--- Start EXTRACTED ENTRIES ---

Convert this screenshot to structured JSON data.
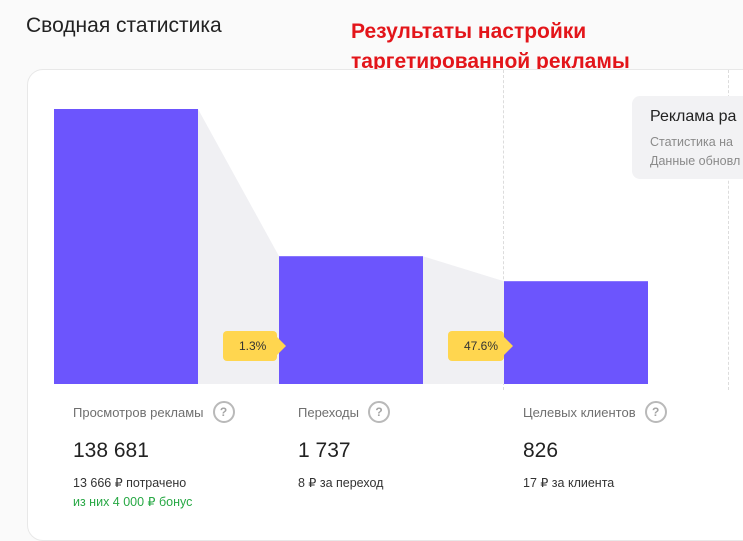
{
  "header": {
    "title": "Сводная статистика"
  },
  "annotation": {
    "line1": "Результаты настройки",
    "line2": "таргетированной рекламы"
  },
  "colors": {
    "bar": "#6c55fd",
    "connector": "#f0f0f3",
    "badge": "#ffd64f",
    "bonus": "#27a844",
    "annotation": "#e3151a"
  },
  "chart_data": {
    "type": "bar",
    "categories": [
      "Просмотров рекламы",
      "Переходы",
      "Целевых клиентов"
    ],
    "values": [
      138681,
      1737,
      826
    ],
    "conversions": [
      "1.3%",
      "47.6%"
    ]
  },
  "metrics": [
    {
      "label": "Просмотров рекламы",
      "help_icon": "question-circle-icon",
      "value": "138 681",
      "sub": "13 666 ₽ потрачено",
      "bonus": "из них 4 000 ₽ бонус"
    },
    {
      "label": "Переходы",
      "help_icon": "question-circle-icon",
      "value": "1 737",
      "sub": "8 ₽ за переход"
    },
    {
      "label": "Целевых клиентов",
      "help_icon": "question-circle-icon",
      "value": "826",
      "sub": "17 ₽ за клиента"
    }
  ],
  "info_box": {
    "title": "Реклама ра",
    "line1": "Статистика на",
    "line2": "Данные обновл"
  }
}
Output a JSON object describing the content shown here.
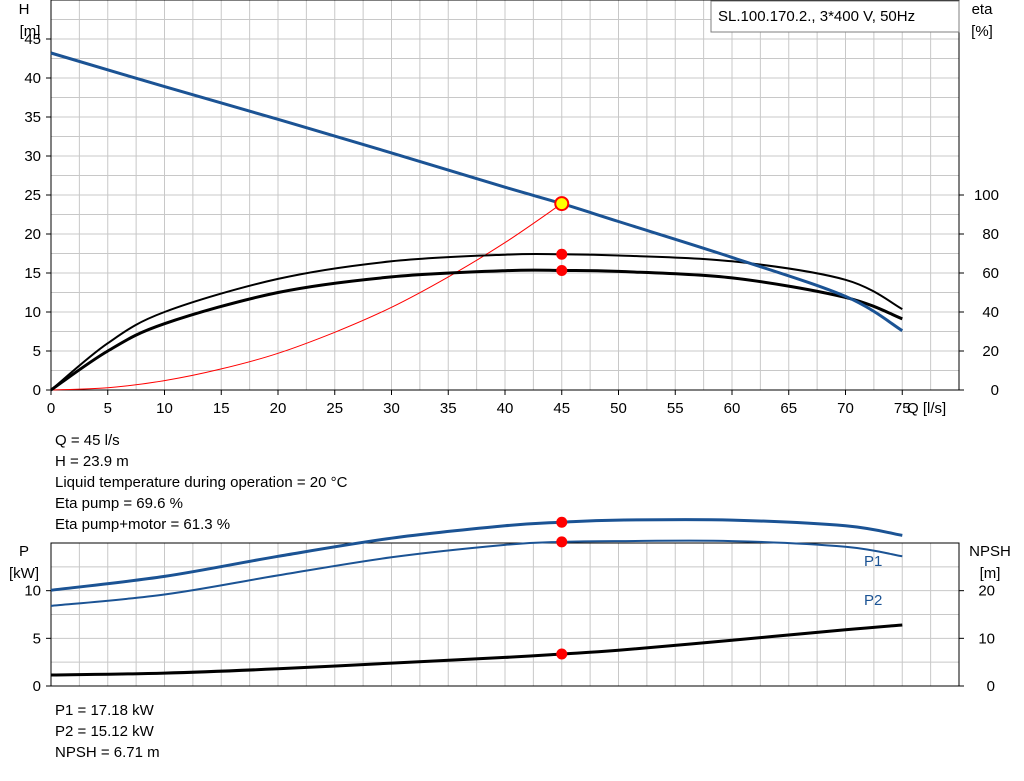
{
  "model_label": "SL.100.170.2., 3*400 V, 50Hz",
  "colors": {
    "head": "#1b5394",
    "eta": "#000000",
    "system": "#ff0000",
    "point": "#ff0000",
    "op_point": "#ffff00",
    "grid": "#c8c8c8"
  },
  "chart_data": [
    {
      "type": "line",
      "title": "",
      "xlabel": "Q [l/s]",
      "ylabel": "H [m]",
      "y2label": "eta [%]",
      "xlim": [
        0,
        80
      ],
      "ylim": [
        0,
        50
      ],
      "y2lim": [
        0,
        100
      ],
      "x_ticks": [
        0,
        5,
        10,
        15,
        20,
        25,
        30,
        35,
        40,
        45,
        50,
        55,
        60,
        65,
        70,
        75
      ],
      "y_ticks": [
        0,
        5,
        10,
        15,
        20,
        25,
        30,
        35,
        40,
        45
      ],
      "y2_ticks": [
        0,
        20,
        40,
        60,
        80,
        100
      ],
      "grid": true,
      "series": [
        {
          "name": "",
          "axis": "left",
          "x": [
            0,
            10,
            20,
            30,
            40,
            45,
            50,
            60,
            70,
            75
          ],
          "values": [
            43.2,
            38.9,
            34.7,
            30.4,
            26.0,
            23.9,
            21.6,
            17.0,
            12.0,
            7.6
          ]
        },
        {
          "name": "",
          "axis": "right",
          "x": [
            0,
            5,
            10,
            20,
            30,
            40,
            45,
            50,
            60,
            70,
            75
          ],
          "values": [
            0,
            24,
            40,
            57,
            66,
            69.4,
            69.6,
            69.0,
            66.0,
            56.5,
            41.5
          ]
        },
        {
          "name": "",
          "axis": "right",
          "x": [
            0,
            5,
            10,
            20,
            30,
            40,
            45,
            50,
            60,
            70,
            75
          ],
          "values": [
            0,
            20,
            34,
            50,
            58,
            61.2,
            61.3,
            60.8,
            57.5,
            47.5,
            36.5
          ]
        },
        {
          "name": "",
          "axis": "left",
          "x": [
            0,
            5,
            10,
            15,
            20,
            25,
            30,
            35,
            40,
            45
          ],
          "values": [
            0,
            0.3,
            1.2,
            2.7,
            4.7,
            7.4,
            10.6,
            14.5,
            18.9,
            23.9
          ]
        }
      ],
      "operating_point": {
        "x": 45,
        "y": 23.9
      },
      "point_markers": [
        {
          "x": 45,
          "eta": 69.6
        },
        {
          "x": 45,
          "eta": 61.3
        }
      ]
    },
    {
      "type": "line",
      "title": "",
      "xlabel": "",
      "ylabel": "P [kW]",
      "y2label": "NPSH [m]",
      "xlim": [
        0,
        80
      ],
      "ylim": [
        0,
        15
      ],
      "y2lim": [
        0,
        30
      ],
      "y_ticks": [
        0,
        5,
        10
      ],
      "y2_ticks": [
        0,
        10,
        20
      ],
      "grid": true,
      "series": [
        {
          "name": "P1",
          "axis": "left",
          "x": [
            0,
            10,
            20,
            30,
            40,
            45,
            50,
            60,
            70,
            75
          ],
          "values": [
            10.05,
            11.5,
            13.6,
            15.5,
            16.8,
            17.18,
            17.4,
            17.4,
            16.8,
            15.8
          ]
        },
        {
          "name": "P2",
          "axis": "left",
          "x": [
            0,
            10,
            20,
            30,
            40,
            45,
            50,
            60,
            70,
            75
          ],
          "values": [
            8.4,
            9.6,
            11.6,
            13.5,
            14.8,
            15.12,
            15.2,
            15.2,
            14.6,
            13.6
          ]
        },
        {
          "name": "",
          "axis": "right",
          "x": [
            0,
            10,
            20,
            30,
            40,
            45,
            50,
            60,
            70,
            75
          ],
          "values": [
            2.3,
            2.7,
            3.6,
            4.8,
            6.0,
            6.71,
            7.5,
            9.6,
            11.8,
            12.8
          ]
        }
      ],
      "point_markers": [
        {
          "x": 45,
          "P": 17.18
        },
        {
          "x": 45,
          "P": 15.12
        },
        {
          "x": 45,
          "npsh": 6.71
        }
      ]
    }
  ],
  "top_axis": {
    "left_label": "H",
    "left_unit": "[m]",
    "right_label": "eta",
    "right_unit": "[%]",
    "x_label": "Q [l/s]"
  },
  "bottom_axis": {
    "left_label": "P",
    "left_unit": "[kW]",
    "right_label": "NPSH",
    "right_unit": "[m]",
    "p1_label": "P1",
    "p2_label": "P2"
  },
  "info_top": [
    "Q = 45 l/s",
    "H = 23.9 m",
    "Liquid temperature during operation = 20 °C",
    "Eta pump = 69.6 %",
    "Eta pump+motor = 61.3 %"
  ],
  "info_bottom": [
    "P1 = 17.18 kW",
    "P2 = 15.12 kW",
    "NPSH = 6.71 m"
  ]
}
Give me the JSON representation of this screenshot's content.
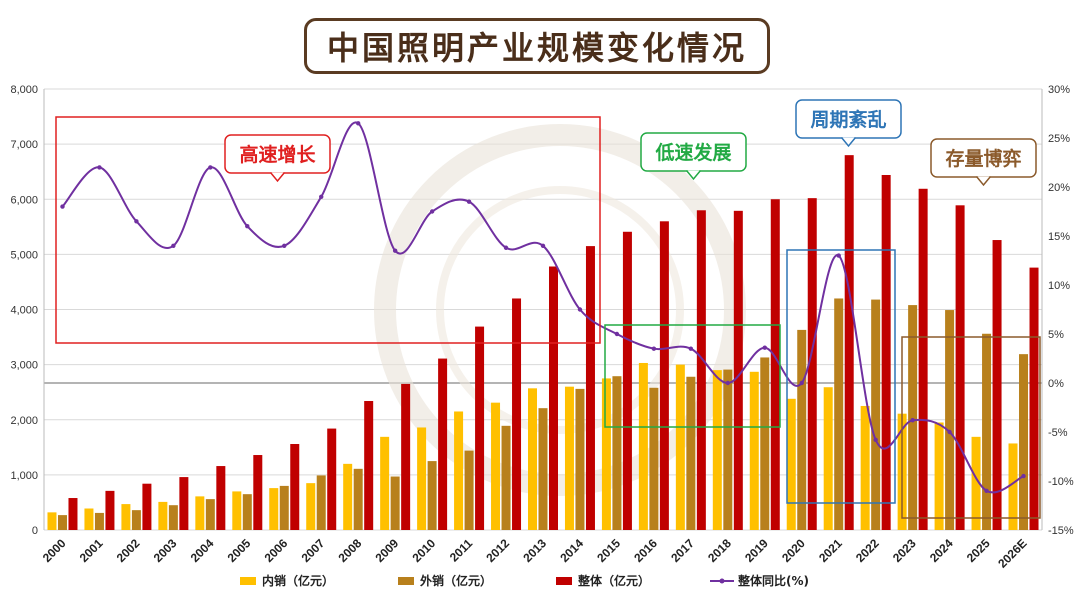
{
  "title": "中国照明产业规模变化情况",
  "chart_data": {
    "type": "bar",
    "categories": [
      "2000",
      "2001",
      "2002",
      "2003",
      "2004",
      "2005",
      "2006",
      "2007",
      "2008",
      "2009",
      "2010",
      "2011",
      "2012",
      "2013",
      "2014",
      "2015",
      "2016",
      "2017",
      "2018",
      "2019",
      "2020",
      "2021",
      "2022",
      "2023",
      "2024",
      "2025",
      "2026E"
    ],
    "series": [
      {
        "name": "内销（亿元）",
        "kind": "bar",
        "color": "#FFC000",
        "values": [
          320,
          390,
          470,
          510,
          610,
          700,
          760,
          850,
          1200,
          1690,
          1860,
          2150,
          2310,
          2570,
          2600,
          2750,
          3030,
          3000,
          2900,
          2870,
          2380,
          2590,
          2250,
          2110,
          1950,
          1690,
          1570
        ]
      },
      {
        "name": "外销（亿元）",
        "kind": "bar",
        "color": "#B8801C",
        "values": [
          270,
          310,
          360,
          450,
          560,
          650,
          800,
          990,
          1110,
          970,
          1250,
          1440,
          1890,
          2210,
          2560,
          2790,
          2580,
          2780,
          2910,
          3130,
          3630,
          4200,
          4180,
          4080,
          3990,
          3560,
          3190
        ]
      },
      {
        "name": "整体（亿元）",
        "kind": "bar",
        "color": "#C00000",
        "values": [
          580,
          710,
          840,
          960,
          1160,
          1360,
          1560,
          1840,
          2340,
          2650,
          3110,
          3690,
          4200,
          4780,
          5150,
          5410,
          5600,
          5800,
          5790,
          6000,
          6020,
          6800,
          6440,
          6190,
          5890,
          5260,
          4760
        ]
      },
      {
        "name": "整体同比(%)",
        "kind": "line",
        "axis": "right",
        "color": "#7030A0",
        "values": [
          18.0,
          22.0,
          16.5,
          14.0,
          22.0,
          16.0,
          14.0,
          19.0,
          26.5,
          13.5,
          17.5,
          18.5,
          13.8,
          14.0,
          7.5,
          5.0,
          3.5,
          3.5,
          0.0,
          3.6,
          0.0,
          13.0,
          -5.8,
          -3.8,
          -5.0,
          -11.0,
          -9.5
        ]
      }
    ],
    "left_axis": {
      "min": 0,
      "max": 8000,
      "ticks": [
        "0",
        "1,000",
        "2,000",
        "3,000",
        "4,000",
        "5,000",
        "6,000",
        "7,000",
        "8,000"
      ]
    },
    "right_axis": {
      "min": -15,
      "max": 30,
      "ticks": [
        "-15%",
        "-10%",
        "-5%",
        "0%",
        "5%",
        "10%",
        "15%",
        "20%",
        "25%",
        "30%"
      ]
    },
    "legend_position": "bottom",
    "phases": [
      {
        "label": "高速增长",
        "color": "#E02020"
      },
      {
        "label": "低速发展",
        "color": "#22AA44"
      },
      {
        "label": "周期紊乱",
        "color": "#2E75B6"
      },
      {
        "label": "存量博弈",
        "color": "#8B5A2B"
      }
    ]
  }
}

--- End EXTRACTED ENTRIES ---

| WRITTEN TASK |
For each line of the entries that includes "JSON", show that line.

| FULL SOLUTION |
Convert this screenshot to structured JSON data.
Output a JSON object describing the content shown here.
Give me the JSON representation of this screenshot's content.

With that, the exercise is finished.